# Given passage
What is the natural log of -0.9?

Mar 17, 2018

$\ln \left(- 0.9\right) = \ln \left(0.9\right) + i \pi \approx - 0.10536 + i \pi$

Explanation:

Note that the natural logarithm is supposed to be the inverse of the exponential function ${e}^{x}$. So the answer to our question is a solution of:

${e}^{x} = - 0.9$

Note however that ${e}^{x} > 0$ for all real values of $x$.

So there is no real value of $x$ which is a candidate for the natural logarithm.

The exponential function ${e}^{x}$ is applicable to complex numbers, so we can look for complex solutions of ${e}^{x} = - 0.9$.

Note that Euler's identity tells us that:

${e}^{i \pi} + 1 = 0$

So we find:

${e}^{i \pi + \ln 0.9} = {e}^{i \pi} \cdot {e}^{\ln 0.9} = - 1 \cdot 0.9 = - 0.9$

In fact the principal value of the complex natural logarithm of $- 0.9$ is $\ln 0.9 + i \pi$.

"Principal value" ?

Any number of the form $x = \ln 0.9 + \left(2 k + 1\right) \pi i$ (with $k$ an integer) will satisfy ${e}^{x} = - 0.9$.

By convention, the principal value of $\ln \left(r {e}^{i \theta}\right)$ is $\ln r + i \theta$ for $\theta \in \left(- \pi , \pi\right]$.

To find the value of $\ln 0.9$ we can use:

$\ln \left(1 + t\right) = t - {t}^{2} / 2 + {t}^{3} / 3 - {t}^{4} / 4 + \ldots$

So:

$\ln \left(1 - t\right) = t + {t}^{2} / 2 + {t}^{3} / 3 + {t}^{4} / 4 + \ldots$

and:

$\ln \left(0.9\right) = \ln \left(1 - 0.1\right) = - \left(0.1 + \frac{0.01}{2} + \frac{0.001}{3} + \frac{0.0001}{4} + \ldots\right)$

$\approx - 0.10536$

So:

$\ln \left(- 0.9\right) = \ln \left(- 0.9\right) + i \pi \approx - 0.10536 + i \pi$

# Supplied entries

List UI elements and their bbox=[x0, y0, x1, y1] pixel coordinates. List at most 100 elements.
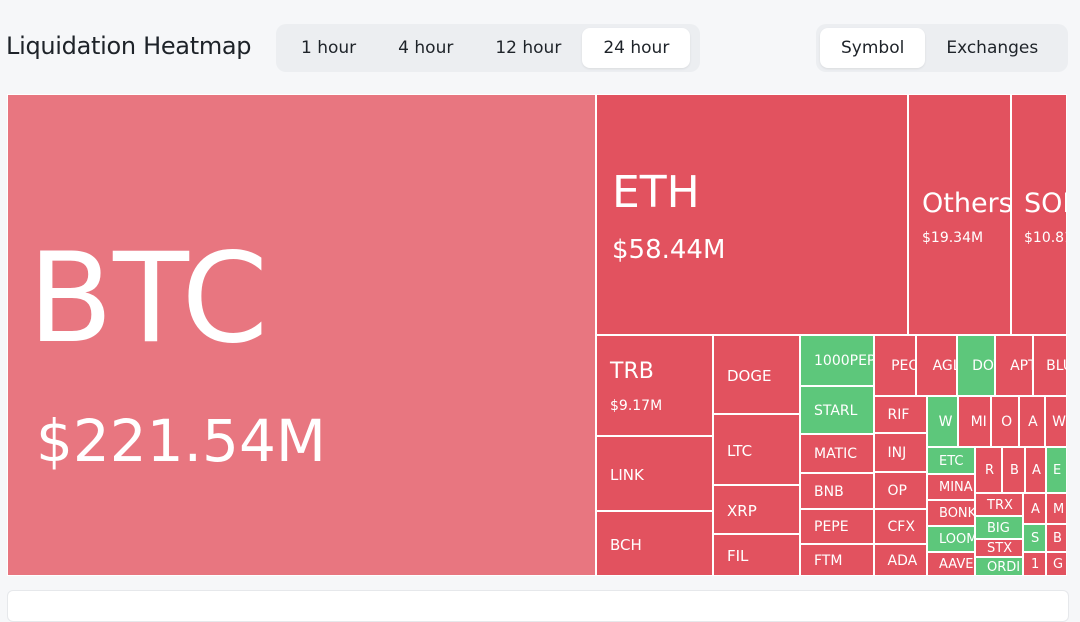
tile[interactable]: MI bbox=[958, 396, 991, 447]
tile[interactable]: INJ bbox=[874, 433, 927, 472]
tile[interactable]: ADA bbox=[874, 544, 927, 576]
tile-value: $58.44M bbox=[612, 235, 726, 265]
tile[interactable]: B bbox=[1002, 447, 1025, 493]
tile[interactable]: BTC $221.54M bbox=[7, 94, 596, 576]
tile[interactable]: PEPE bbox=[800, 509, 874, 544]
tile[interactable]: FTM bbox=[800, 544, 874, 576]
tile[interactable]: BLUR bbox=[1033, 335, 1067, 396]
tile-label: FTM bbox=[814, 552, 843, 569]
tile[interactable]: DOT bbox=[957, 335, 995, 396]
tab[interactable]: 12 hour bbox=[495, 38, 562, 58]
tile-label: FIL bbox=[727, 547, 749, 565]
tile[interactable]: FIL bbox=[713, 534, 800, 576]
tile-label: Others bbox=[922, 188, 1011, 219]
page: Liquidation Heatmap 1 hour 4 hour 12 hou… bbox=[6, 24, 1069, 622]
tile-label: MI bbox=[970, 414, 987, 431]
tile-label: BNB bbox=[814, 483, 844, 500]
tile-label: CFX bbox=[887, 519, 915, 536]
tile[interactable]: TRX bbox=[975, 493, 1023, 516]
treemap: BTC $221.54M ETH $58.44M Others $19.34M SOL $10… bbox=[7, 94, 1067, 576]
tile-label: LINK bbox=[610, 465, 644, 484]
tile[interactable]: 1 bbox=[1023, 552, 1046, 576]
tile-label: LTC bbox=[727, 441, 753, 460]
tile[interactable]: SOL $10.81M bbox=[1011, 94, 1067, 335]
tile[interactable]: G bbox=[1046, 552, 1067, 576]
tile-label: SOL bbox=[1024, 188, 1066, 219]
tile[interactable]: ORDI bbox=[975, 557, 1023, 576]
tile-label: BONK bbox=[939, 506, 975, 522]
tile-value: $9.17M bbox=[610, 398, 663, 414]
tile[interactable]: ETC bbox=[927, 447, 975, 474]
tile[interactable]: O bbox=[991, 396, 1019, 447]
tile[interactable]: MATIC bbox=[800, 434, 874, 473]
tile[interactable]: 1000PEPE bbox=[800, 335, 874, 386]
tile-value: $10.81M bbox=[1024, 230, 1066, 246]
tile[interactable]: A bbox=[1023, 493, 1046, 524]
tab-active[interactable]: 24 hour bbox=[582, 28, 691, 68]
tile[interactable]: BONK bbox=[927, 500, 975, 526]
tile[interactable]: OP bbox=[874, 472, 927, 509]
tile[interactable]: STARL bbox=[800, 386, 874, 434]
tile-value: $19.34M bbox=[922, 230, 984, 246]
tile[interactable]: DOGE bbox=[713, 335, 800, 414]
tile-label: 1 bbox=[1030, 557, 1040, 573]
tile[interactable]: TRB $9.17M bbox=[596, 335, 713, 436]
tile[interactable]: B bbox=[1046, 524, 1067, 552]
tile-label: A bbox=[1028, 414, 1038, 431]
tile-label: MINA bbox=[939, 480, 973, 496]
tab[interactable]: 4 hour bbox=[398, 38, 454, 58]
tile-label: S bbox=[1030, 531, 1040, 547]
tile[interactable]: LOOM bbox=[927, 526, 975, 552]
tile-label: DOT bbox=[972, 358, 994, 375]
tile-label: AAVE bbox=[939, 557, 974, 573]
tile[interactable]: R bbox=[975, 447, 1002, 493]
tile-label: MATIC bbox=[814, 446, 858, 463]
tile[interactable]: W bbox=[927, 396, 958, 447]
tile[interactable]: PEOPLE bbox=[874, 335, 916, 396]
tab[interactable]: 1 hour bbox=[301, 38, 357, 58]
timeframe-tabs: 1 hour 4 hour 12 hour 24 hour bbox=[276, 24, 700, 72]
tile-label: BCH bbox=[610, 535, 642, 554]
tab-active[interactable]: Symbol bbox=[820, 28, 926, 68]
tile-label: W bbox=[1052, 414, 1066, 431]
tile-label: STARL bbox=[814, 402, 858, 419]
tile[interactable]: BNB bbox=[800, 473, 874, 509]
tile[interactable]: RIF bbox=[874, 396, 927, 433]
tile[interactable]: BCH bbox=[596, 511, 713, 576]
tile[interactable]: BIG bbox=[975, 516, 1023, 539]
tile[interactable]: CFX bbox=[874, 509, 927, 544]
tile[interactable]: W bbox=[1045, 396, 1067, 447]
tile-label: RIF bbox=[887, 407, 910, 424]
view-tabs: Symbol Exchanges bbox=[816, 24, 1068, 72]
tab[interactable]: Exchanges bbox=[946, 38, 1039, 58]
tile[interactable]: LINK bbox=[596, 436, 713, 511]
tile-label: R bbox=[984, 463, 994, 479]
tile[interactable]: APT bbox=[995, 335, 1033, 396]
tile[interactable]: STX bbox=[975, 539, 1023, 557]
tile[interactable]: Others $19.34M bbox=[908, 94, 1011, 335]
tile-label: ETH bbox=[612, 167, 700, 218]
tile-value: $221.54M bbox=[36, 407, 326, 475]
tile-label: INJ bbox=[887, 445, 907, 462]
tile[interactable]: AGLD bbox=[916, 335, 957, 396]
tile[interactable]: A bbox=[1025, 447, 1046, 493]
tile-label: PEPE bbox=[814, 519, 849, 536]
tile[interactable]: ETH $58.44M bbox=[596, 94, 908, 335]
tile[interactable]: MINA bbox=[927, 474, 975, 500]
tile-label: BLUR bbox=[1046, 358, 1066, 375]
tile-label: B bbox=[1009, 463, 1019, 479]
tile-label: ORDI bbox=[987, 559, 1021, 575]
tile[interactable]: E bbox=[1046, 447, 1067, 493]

# Challenge
Answer these questions from the passage on the natural log of -0.9:
(a) What does it say holds for e^x at all real values of x?
(b) What form of Euler's identity does it quote?
(c) For what interval of θ does the conventional principal value of ln(re^{iθ}) equal ln r + iθ?

# Reply
(a) e^x > 0.
(b) e^{iπ} + 1 = 0.
(c) θ in (-π, π].